> Problem: Search the records for the word "позиции" and pick out every line that has it.

> Record list:
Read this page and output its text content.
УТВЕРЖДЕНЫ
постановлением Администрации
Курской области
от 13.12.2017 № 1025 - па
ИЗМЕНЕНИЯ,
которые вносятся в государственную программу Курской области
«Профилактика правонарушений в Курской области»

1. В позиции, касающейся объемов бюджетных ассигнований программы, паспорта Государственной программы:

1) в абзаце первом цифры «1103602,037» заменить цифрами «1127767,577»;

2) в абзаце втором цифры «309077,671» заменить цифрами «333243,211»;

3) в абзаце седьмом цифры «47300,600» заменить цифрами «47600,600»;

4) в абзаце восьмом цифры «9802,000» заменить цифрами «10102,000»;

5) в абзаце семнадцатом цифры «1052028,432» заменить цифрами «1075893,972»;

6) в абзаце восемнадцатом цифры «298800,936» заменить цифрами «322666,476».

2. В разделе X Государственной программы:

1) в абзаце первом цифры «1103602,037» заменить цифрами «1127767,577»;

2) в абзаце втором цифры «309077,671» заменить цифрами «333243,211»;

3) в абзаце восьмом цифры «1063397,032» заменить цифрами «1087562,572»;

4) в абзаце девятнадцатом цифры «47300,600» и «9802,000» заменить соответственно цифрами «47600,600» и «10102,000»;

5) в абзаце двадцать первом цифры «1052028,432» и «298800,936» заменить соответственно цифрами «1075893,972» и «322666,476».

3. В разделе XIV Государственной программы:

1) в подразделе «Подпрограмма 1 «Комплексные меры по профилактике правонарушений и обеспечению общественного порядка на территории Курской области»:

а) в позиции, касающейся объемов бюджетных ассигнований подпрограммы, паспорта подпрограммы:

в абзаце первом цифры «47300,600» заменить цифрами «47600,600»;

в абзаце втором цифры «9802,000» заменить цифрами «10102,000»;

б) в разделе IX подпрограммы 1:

> Result of the exercise:
1. В позиции, касающейся объемов бюджетных ассигнований программы, паспорта Государственной программы:
а) в позиции, касающейся объемов бюджетных ассигнований подпрограммы, паспорта подпрограммы:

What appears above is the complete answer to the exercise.